Collection entries:
________________________________________

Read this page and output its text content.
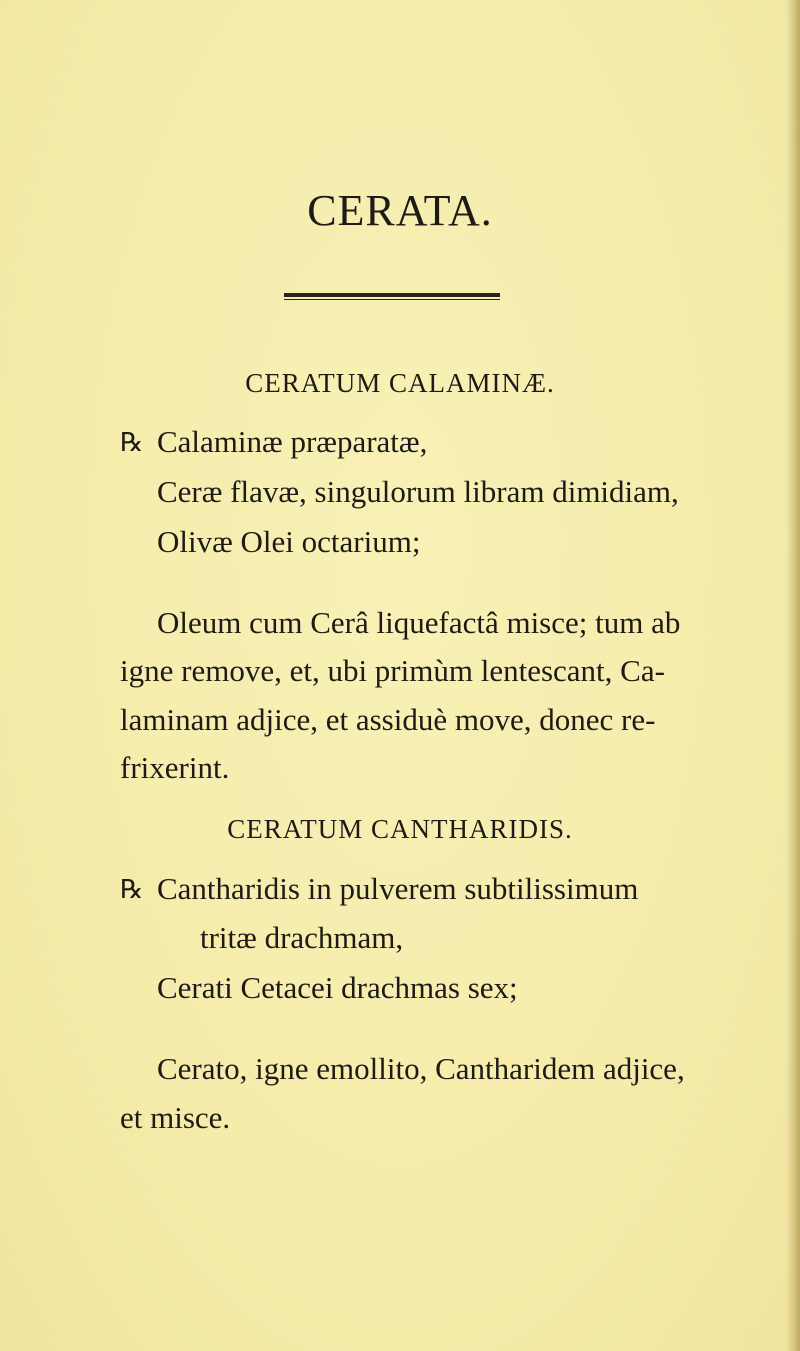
CERATA.
CERATUM CALAMINÆ.
℞ Calaminæ præparatæ,
Ceræ flavæ, singulorum libram dimidiam,
Olivæ Olei octarium;
Oleum cum Cerâ liquefactâ misce; tum ab
igne remove, et, ubi primùm lentescant, Ca-
laminam adjice, et assiduè move, donec re-
frixerint.
CERATUM CANTHARIDIS.
℞ Cantharidis in pulverem subtilissimum
tritæ drachmam,
Cerati Cetacei drachmas sex;
Cerato, igne emollito, Cantharidem adjice,
et misce.
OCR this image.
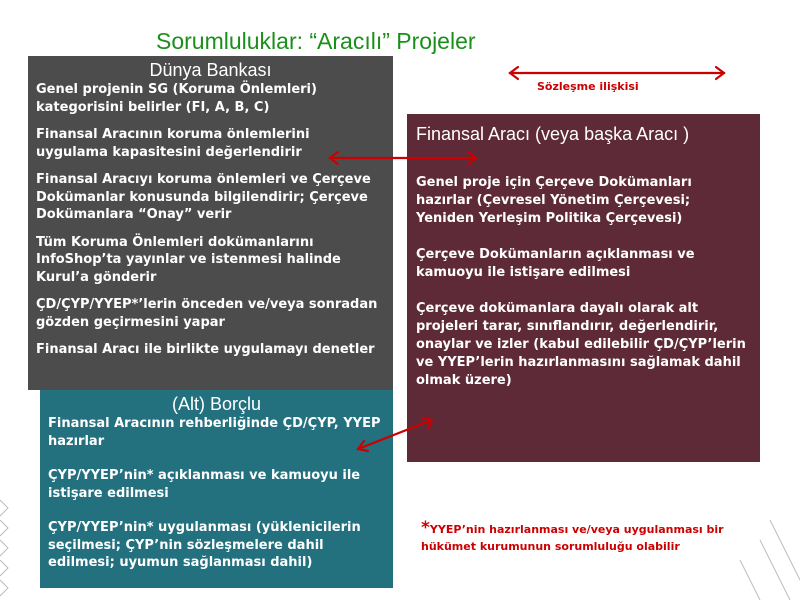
Sorumluluklar: “Aracılı” Projeler
Sözleşme ilişkisi
Dünya Bankası

Genel projenin SG (Koruma Önlemleri) kategorisini belirler (FI, A, B, C)

Finansal Aracının koruma önlemlerini uygulama kapasitesini değerlendirir

Finansal Aracıyı koruma önlemleri ve Çerçeve Dokümanlar konusunda bilgilendirir; Çerçeve Dokümanlara “Onay” verir

Tüm Koruma Önlemleri dokümanlarını InfoShop’ta yayınlar ve istenmesi halinde Kurul’a gönderir

ÇD/ÇYP/YYEP*’lerin önceden ve/veya sonradan gözden geçirmesini yapar

Finansal Aracı ile birlikte uygulamayı denetler

Finansal Aracı (veya başka Aracı )

Genel proje için Çerçeve Dokümanları hazırlar (Çevresel Yönetim Çerçevesi; Yeniden Yerleşim Politika Çerçevesi)

Çerçeve Dokümanların açıklanması ve kamuoyu ile istişare edilmesi

Çerçeve dokümanlara dayalı olarak alt projeleri tarar, sınıflandırır, değerlendirir, onaylar ve izler (kabul edilebilir ÇD/ÇYP’lerin ve YYEP’lerin hazırlanmasını sağlamak dahil olmak üzere)

(Alt) Borçlu

Finansal Aracının rehberliğinde ÇD/ÇYP, YYEP hazırlar

ÇYP/YYEP’nin* açıklanması ve kamuoyu ile istişare edilmesi

ÇYP/YYEP’nin* uygulanması (yüklenicilerin seçilmesi; ÇYP’nin sözleşmelere dahil edilmesi; uyumun sağlanması dahil)

*YYEP’nin hazırlanması ve/veya uygulanması bir hükümet kurumunun sorumluluğu olabilir
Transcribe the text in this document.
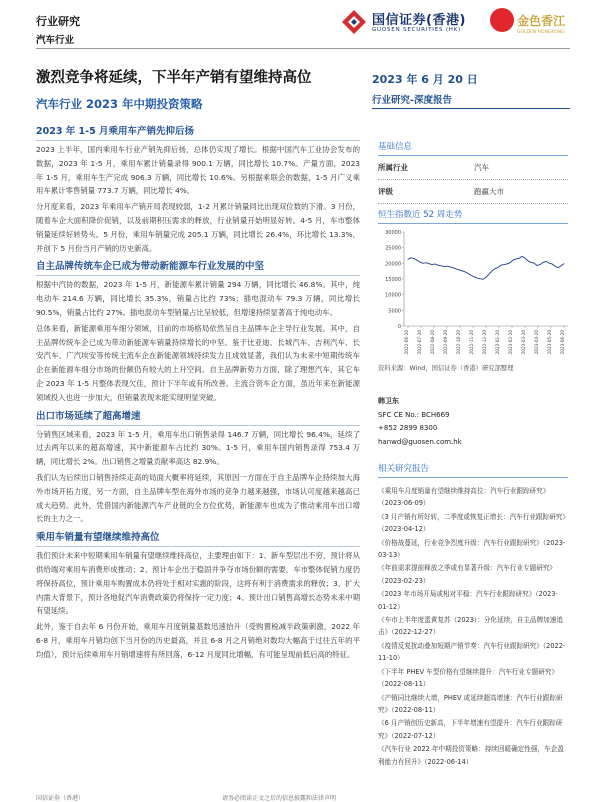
行业研究
汽车行业
国信证券(香港)
GUOSEN SECURITIES (HK)
金色香江
GOLDEN HONGKONG
激烈竞争将延续，下半年产销有望维持高位
汽车行业 2023 年中期投资策略
2023 年 6 月 20 日
行业研究-深度报告
2023 年 1-5 月乘用车产销先抑后扬

2023 上半年，国内乘用车行业产销先抑后扬，总体仍实现了增长。根据中国汽车工业协会发布的数据，2023 年 1-5 月，乘用车累计销量录得 900.1 万辆，同比增长 10.7%。产量方面，2023 年 1-5 月，乘用车生产完成 906.3 万辆，同比增长 10.6%。另根据乘联会的数据，1-5 月广义乘用车累计零售销量 773.7 万辆，同比增长 4%。

分月度来看，2023 年乘用车产销开局表现较弱，1-2 月累计销量同比出现双位数的下滑。3 月份，随着车企大面积降价促销，以及前期积压需求的释放，行业销量开始明显好转。4-5 月，车市整体销量延续好转势头。5 月份，乘用车销量完成 205.1 万辆，同比增长 26.4%，环比增长 13.3%，并创下 5 月份当月产销的历史新高。

自主品牌传统车企已成为带动新能源车行业发展的中坚

根据中汽协的数据，2023 年 1-5 月，新能源车累计销量 294 万辆，同比增长 46.8%。其中，纯电动车 214.6 万辆，同比增长 35.3%，销量占比约 73%；插电混动车 79.3 万辆，同比增长 90.5%，销量占比约 27%。插电混动车型销量占比呈较低，但增速持续显著高于纯电动车。

总体来看，新能源乘用车细分领域，目前的市场格局依然呈自主品牌车企主导行业发展。其中，自主品牌传统车企已成为带动新能源车销量持续增长的中坚。鉴于比亚迪、长城汽车、吉利汽车、长安汽车、广汽埃安等传统主流车企在新能源领域持续发力且成效显著，我们认为未来中短期传统车企在新能源车细分市场的份额仍有较大的上升空间。自主品牌新势力方面，除了理想汽车，其它车企 2023 年 1-5 月整体表现欠佳，预计下半年或有所改善。主流合资车企方面，虽近年来在新能源领域投入也进一步加大，但销量表现未能实现明显突破。

出口市场延续了超高增速

分销售区域来看，2023 年 1-5 月，乘用车出口销售录得 146.7 万辆，同比增长 96.4%，延续了过去两年以来的超高增速，其中新能源车占比约 30%。1-5 月，乘用车国内销售录得 753.4 万辆，同比增长 2%。出口销售之增量贡献率高达 82.9%。

我们认为后续出口销售持续走高的局面大概率将延续，其原因一方面在于自主品牌车企持续加大海外市场开拓力度，另一方面，自主品牌车型在海外市场的竞争力越来越强，市场认可度越来越高已成大趋势。此外，凭借国内新能源汽车产业链的全方位优势，新能源车也成为了推动乘用车出口增长的主力之一。

乘用车销量有望继续维持高位

我们预计未来中短期乘用车销量有望继续维持高位，主要理由如下：1、新车型层出不穷，预计将从供给端对乘用车消费形成推动；2、预计车企出于稳固并争夺市场份额的需要，车市整体促销力度仍将保持高位，预计乘用车购置成本仍将处于相对实惠的阶段，这将有利于消费需求的释放；3、扩大内需大背景下，预计各地促汽车消费政策仍将保持一定力度；4、预计出口销售高增长态势未来中期有望延续。

此外，鉴于自去年 6 月份开始，乘用车月度销量基数迅速抬升（受购置税减半政策刺激，2022 年 6-8 月，乘用车月销均创下当月份的历史最高，并且 6-8 月之月销绝对数均大幅高于过往五年的平均值），预计后续乘用车月销增速将有所回落，6-12 月度同比增幅，有可能呈现前低后高的特征。

基础信息
所属行业	汽车
评级	跑赢大市
恒生指数近 52 周走势
0
5000
10000
15000
20000
25000
30000
2022-06-20 2022-07-20 2022-08-20 2022-09-20 2022-10-20 2022-11-20 2022-12-20 2023-01-20 2023-02-20 2023-03-20 2023-04-20 2023-05-20 2023-06-20
资料来源：Wind，国信证券（香港）研究部整理
韩卫东
SFC CE No.: BCH669
+852 2899 8300
hanwd@guosen.com.hk
相关研究报告
《乘用车月度销量有望继续维持高位：汽车行业跟踪研究》（2023-06-09）
《3 月产销有所好转，二季度或恢复正增长：汽车行业跟踪研究》（2023-04-12）
《价格战蔓延，行业竞争烈度升级：汽车行业跟踪研究》（2023-03-13）
《年前需求提前释放之季或有显著升级：汽车行业专题研究》（2023-02-23）
《2023 年市场开局或相对平稳：汽车行业跟踪研究》（2023-01-12）
《车市上半年度蛋黄复苏（2023）：分化延续，自主品牌加速追击》（2022-12-27）
《疫情反复扰动叠加短期产销节奏：汽车行业跟踪研究》（2022-11-10）
《下半年 PHEV 车型价格有望继续提升：汽车行业专题研究》（2022-08-11）
《产销同比继续大增，PHEV 或延续超高增速：汽车行业跟踪研究》（2022-08-11）
《6 月产销创历史新高，下半年增速有望提升：汽车行业跟踪研究》（2022-07-12）
《汽车行业 2022 年中期投资策略：持续回暖确定性强，车企盈利能力有回升》（2022-06-14）
国信证券（香港）	请务必阅读正文之后的信息披露和法律声明
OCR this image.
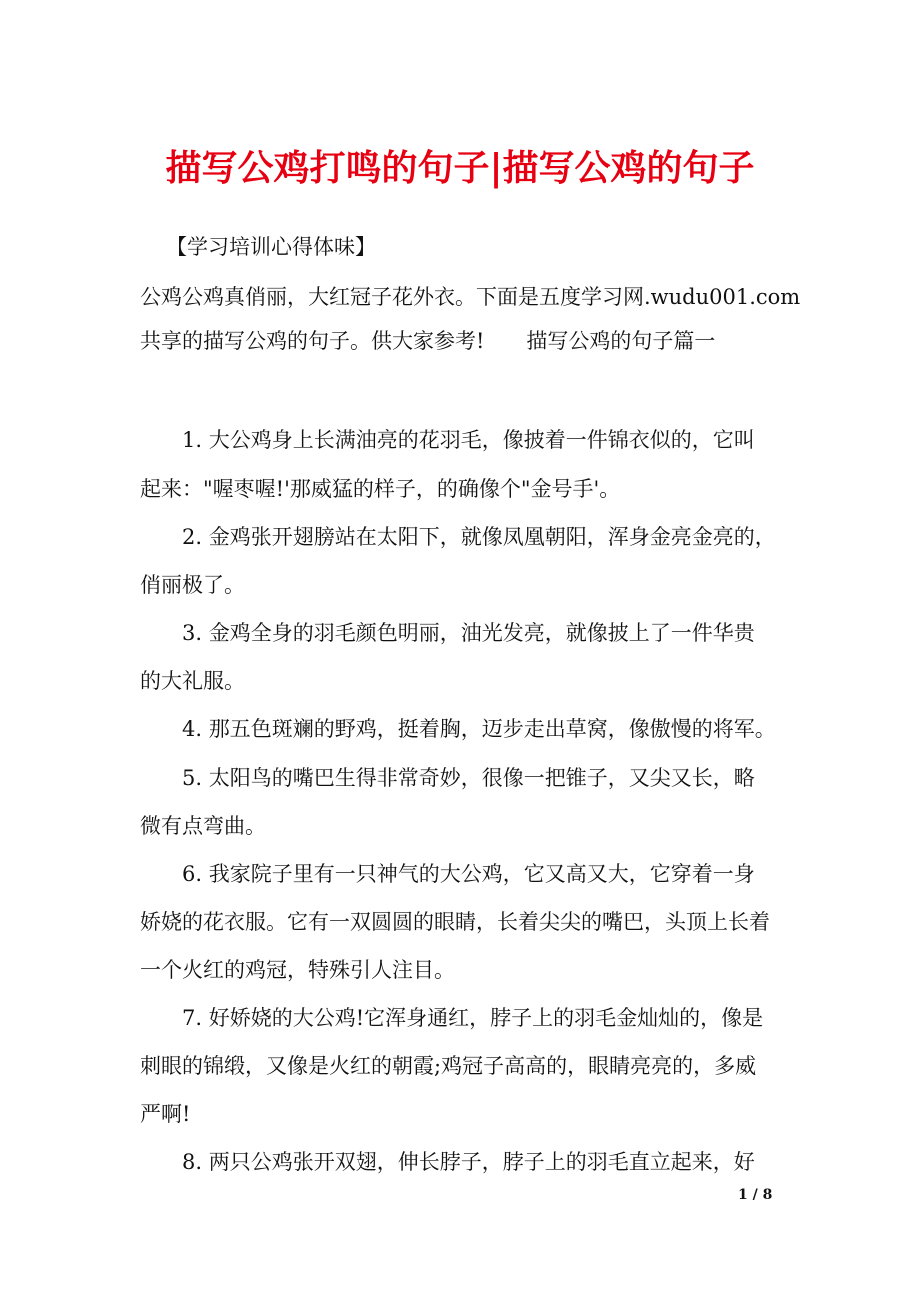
描写公鸡打鸣的句子|描写公鸡的句子

【学习培训心得体味】

公鸡公鸡真俏丽，大红冠子花外衣。下面是五度学习网.wudu001.com

共享的描写公鸡的句子。供大家参考!　　描写公鸡的句子篇一

1. 大公鸡身上长满油亮的花羽毛，像披着一件锦衣似的，它叫

起来："喔枣喔!'那威猛的样子，的确像个"金号手'。

2. 金鸡张开翅膀站在太阳下，就像凤凰朝阳，浑身金亮金亮的，

俏丽极了。

3. 金鸡全身的羽毛颜色明丽，油光发亮，就像披上了一件华贵

的大礼服。

4. 那五色斑斓的野鸡，挺着胸，迈步走出草窝，像傲慢的将军。

5. 太阳鸟的嘴巴生得非常奇妙，很像一把锥子，又尖又长，略

微有点弯曲。

6. 我家院子里有一只神气的大公鸡，它又高又大，它穿着一身

娇娆的花衣服。它有一双圆圆的眼睛，长着尖尖的嘴巴，头顶上长着

一个火红的鸡冠，特殊引人注目。

7. 好娇娆的大公鸡!它浑身通红，脖子上的羽毛金灿灿的，像是

刺眼的锦缎，又像是火红的朝霞;鸡冠子高高的，眼睛亮亮的，多威

严啊!

8. 两只公鸡张开双翅，伸长脖子，脖子上的羽毛直立起来，好

1 / 8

________________________________________

[Problem]
Extract every line above that contains the word "Aracının".

[The result]
Finansal Aracının koruma önlemlerini uygulama kapasitesini değerlendirir
Finansal Aracının rehberliğinde ÇD/ÇYP, YYEP hazırlar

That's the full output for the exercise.